● **WHAT TO PRODUCE**:
Copy the material word for word, from its first line through the line containing "op-amp U1 controller". Include both of those lines.

Labeled region entries

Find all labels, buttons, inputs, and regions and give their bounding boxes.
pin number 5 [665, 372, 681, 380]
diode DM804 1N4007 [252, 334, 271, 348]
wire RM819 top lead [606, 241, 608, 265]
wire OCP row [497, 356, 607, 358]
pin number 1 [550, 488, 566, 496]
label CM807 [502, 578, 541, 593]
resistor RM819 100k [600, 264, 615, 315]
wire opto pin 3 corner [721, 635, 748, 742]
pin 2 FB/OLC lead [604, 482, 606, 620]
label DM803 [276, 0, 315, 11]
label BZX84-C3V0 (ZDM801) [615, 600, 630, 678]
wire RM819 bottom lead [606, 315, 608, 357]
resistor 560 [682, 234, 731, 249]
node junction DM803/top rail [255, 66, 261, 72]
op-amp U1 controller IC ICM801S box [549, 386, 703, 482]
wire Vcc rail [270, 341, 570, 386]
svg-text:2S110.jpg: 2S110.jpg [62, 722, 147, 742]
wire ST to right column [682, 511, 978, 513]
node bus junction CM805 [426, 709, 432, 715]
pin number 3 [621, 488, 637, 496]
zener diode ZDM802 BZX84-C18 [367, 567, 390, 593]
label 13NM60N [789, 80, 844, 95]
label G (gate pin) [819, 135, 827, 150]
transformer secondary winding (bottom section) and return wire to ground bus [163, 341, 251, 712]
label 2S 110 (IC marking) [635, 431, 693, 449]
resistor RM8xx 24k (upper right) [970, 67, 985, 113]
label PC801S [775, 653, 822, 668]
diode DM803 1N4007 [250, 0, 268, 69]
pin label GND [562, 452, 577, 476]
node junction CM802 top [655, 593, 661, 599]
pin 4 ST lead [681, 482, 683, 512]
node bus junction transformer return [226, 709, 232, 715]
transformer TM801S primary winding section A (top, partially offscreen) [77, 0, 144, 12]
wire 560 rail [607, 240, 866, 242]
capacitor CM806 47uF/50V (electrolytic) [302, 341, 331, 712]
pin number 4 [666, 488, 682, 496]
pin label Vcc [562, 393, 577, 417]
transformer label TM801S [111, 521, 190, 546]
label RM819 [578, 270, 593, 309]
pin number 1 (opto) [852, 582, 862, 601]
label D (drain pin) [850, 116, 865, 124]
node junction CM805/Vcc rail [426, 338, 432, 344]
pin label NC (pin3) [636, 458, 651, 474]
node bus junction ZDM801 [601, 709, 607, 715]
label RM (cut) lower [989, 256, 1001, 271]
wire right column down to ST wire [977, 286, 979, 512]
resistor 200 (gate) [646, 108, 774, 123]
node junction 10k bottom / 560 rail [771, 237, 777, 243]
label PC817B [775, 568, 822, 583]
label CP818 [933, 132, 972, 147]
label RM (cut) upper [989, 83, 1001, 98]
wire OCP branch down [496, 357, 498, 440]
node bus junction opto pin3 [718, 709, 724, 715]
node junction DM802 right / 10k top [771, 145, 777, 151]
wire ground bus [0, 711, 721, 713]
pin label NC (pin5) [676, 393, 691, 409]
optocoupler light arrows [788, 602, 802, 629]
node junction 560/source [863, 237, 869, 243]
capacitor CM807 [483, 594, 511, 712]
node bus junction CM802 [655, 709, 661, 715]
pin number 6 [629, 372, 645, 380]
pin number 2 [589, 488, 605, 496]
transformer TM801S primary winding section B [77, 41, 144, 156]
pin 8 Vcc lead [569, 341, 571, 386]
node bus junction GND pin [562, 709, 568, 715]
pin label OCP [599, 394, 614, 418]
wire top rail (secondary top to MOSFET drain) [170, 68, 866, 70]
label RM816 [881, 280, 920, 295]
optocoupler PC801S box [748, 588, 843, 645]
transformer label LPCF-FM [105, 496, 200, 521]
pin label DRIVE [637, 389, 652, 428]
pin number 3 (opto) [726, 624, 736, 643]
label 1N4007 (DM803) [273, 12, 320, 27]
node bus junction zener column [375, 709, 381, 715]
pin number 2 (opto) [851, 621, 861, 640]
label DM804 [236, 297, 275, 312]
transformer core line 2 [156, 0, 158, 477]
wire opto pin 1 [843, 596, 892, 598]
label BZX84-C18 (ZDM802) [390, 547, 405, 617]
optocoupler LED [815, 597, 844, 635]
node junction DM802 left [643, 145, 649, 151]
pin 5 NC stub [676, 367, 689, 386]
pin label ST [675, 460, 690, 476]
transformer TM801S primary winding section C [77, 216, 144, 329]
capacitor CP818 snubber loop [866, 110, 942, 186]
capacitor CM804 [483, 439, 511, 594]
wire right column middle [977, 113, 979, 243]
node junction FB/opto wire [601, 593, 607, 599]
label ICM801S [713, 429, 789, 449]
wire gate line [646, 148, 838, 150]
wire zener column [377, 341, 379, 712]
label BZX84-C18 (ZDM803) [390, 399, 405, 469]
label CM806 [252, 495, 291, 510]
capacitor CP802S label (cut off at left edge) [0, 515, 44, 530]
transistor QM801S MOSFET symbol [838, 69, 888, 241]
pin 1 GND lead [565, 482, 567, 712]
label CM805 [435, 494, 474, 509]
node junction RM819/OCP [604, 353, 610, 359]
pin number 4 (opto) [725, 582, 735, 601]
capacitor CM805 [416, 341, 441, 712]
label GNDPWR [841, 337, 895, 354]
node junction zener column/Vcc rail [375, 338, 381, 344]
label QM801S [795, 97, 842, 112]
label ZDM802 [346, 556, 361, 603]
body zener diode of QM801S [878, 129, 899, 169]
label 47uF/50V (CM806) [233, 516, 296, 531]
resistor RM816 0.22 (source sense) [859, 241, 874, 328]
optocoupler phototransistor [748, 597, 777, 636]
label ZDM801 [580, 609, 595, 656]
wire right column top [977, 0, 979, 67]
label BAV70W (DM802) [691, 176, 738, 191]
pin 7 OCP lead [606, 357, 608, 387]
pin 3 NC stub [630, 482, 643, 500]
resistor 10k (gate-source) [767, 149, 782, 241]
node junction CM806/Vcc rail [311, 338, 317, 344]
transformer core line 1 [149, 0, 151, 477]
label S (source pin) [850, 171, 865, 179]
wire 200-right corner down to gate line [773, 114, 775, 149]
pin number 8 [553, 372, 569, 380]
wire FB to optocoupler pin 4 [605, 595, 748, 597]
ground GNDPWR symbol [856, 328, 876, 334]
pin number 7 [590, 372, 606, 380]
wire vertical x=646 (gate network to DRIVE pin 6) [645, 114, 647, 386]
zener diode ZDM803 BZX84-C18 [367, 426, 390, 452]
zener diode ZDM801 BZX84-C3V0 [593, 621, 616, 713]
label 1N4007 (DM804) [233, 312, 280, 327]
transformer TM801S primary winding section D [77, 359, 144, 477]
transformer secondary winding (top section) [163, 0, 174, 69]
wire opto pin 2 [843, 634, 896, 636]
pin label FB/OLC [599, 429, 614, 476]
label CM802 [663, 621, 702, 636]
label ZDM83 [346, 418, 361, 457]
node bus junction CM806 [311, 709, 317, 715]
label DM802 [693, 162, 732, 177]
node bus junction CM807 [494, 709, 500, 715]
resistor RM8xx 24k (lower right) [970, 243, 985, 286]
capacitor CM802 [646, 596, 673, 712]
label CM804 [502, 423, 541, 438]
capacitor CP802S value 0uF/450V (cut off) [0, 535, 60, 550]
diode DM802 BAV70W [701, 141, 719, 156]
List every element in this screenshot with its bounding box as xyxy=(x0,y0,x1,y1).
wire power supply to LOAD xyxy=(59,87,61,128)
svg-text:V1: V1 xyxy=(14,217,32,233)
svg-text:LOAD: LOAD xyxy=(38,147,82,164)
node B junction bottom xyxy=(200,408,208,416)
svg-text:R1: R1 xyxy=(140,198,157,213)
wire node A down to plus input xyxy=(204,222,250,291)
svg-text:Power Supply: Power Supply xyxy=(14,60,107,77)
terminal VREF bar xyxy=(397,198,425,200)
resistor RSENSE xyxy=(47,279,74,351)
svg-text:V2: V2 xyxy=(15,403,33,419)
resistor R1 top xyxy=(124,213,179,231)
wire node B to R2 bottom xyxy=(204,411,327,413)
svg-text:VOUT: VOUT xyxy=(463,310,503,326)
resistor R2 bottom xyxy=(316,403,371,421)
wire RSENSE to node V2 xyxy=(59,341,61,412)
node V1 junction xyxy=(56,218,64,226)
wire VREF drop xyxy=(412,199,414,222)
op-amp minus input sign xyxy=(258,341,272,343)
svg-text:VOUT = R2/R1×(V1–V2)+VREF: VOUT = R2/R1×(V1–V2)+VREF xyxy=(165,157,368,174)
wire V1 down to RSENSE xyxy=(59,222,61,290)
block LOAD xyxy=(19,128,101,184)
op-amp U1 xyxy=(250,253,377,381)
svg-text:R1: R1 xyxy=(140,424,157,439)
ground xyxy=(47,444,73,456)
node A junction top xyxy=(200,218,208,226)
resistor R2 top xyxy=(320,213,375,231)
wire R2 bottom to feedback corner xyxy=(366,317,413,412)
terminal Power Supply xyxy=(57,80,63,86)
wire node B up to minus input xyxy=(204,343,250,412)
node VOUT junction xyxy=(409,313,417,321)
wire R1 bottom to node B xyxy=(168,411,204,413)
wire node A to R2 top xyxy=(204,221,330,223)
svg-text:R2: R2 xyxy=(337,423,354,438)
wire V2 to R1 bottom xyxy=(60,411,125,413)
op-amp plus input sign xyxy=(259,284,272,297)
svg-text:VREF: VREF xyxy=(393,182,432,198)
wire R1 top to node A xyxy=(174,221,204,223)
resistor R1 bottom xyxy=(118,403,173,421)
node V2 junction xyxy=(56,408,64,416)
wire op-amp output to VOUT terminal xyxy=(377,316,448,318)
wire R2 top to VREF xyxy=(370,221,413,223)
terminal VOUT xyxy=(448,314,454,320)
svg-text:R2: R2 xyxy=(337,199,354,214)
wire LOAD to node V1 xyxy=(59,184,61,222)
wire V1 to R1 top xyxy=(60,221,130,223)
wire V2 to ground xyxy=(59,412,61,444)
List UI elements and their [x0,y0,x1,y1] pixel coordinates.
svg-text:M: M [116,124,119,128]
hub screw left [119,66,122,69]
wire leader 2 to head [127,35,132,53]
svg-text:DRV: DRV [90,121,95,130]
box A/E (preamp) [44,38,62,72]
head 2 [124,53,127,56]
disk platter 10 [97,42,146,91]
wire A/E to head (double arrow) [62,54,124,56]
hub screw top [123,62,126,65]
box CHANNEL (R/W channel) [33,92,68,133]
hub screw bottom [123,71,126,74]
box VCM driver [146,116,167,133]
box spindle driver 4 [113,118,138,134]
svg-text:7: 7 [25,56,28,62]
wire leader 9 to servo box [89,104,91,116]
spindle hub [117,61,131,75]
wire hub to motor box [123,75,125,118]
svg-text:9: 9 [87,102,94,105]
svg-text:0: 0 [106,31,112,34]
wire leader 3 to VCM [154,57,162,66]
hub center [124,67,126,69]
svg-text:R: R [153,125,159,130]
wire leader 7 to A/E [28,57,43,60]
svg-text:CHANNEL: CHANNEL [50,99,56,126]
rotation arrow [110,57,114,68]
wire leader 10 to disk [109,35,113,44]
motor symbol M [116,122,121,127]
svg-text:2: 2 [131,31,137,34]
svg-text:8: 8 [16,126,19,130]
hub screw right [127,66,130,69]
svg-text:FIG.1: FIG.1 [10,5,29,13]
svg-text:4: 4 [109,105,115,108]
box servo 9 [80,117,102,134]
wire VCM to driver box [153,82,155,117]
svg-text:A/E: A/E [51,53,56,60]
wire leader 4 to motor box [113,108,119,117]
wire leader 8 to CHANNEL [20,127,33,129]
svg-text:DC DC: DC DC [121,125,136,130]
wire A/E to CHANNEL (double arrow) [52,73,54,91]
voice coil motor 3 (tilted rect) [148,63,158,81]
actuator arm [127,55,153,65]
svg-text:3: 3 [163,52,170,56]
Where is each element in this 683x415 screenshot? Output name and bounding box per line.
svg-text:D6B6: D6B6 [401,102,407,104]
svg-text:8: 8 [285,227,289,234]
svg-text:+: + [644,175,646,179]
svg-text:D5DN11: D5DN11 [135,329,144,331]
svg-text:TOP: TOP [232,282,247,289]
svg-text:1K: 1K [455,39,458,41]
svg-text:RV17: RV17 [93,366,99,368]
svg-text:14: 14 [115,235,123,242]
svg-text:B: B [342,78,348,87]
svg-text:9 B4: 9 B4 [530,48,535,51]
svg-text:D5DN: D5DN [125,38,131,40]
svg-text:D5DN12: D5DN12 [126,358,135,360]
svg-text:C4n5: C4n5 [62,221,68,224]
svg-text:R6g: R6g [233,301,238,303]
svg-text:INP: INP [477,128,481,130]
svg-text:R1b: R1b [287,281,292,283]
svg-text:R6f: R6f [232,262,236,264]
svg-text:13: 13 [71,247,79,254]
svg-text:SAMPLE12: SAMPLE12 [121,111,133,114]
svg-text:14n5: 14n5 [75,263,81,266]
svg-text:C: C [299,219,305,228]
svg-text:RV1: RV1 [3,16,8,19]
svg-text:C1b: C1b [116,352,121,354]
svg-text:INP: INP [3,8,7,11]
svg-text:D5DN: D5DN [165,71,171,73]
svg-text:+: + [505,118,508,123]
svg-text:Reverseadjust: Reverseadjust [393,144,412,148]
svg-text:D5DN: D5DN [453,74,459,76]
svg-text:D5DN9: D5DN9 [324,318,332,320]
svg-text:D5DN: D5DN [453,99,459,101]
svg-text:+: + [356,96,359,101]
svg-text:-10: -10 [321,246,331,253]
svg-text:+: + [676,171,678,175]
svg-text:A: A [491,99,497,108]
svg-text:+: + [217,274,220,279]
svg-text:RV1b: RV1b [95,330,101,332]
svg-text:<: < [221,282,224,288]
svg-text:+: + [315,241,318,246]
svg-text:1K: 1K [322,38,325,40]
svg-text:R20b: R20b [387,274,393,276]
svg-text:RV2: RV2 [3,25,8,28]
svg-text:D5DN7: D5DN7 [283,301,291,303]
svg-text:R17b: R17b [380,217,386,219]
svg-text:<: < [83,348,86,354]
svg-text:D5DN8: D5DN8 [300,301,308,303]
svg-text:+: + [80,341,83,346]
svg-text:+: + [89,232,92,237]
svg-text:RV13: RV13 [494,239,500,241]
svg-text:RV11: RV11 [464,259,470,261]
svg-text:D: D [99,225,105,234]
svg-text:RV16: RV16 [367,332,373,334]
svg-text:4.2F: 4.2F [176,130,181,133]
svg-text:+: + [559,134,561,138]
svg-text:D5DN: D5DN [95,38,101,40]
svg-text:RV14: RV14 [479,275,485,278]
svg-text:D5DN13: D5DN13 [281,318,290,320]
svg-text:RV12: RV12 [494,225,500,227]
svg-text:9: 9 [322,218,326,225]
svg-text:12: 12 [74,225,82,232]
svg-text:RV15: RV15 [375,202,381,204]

● **EXPECTED OUTPUT**:
Find all labels, buttons, inputs, and regions and give their bounding boxes.
pin number 5 [665, 372, 681, 380]
diode DM804 1N4007 [252, 334, 271, 348]
wire RM819 top lead [606, 241, 608, 265]
wire OCP row [497, 356, 607, 358]
pin number 1 [550, 488, 566, 496]
label CM807 [502, 578, 541, 593]
resistor RM819 100k [600, 264, 615, 315]
wire opto pin 3 corner [721, 635, 748, 742]
pin 2 FB/OLC lead [604, 482, 606, 620]
label DM803 [276, 0, 315, 11]
label BZX84-C3V0 (ZDM801) [615, 600, 630, 678]
wire RM819 bottom lead [606, 315, 608, 357]
resistor 560 [682, 234, 731, 249]
node junction DM803/top rail [255, 66, 261, 72]
op-amp U1 controller IC ICM801S box [549, 386, 703, 482]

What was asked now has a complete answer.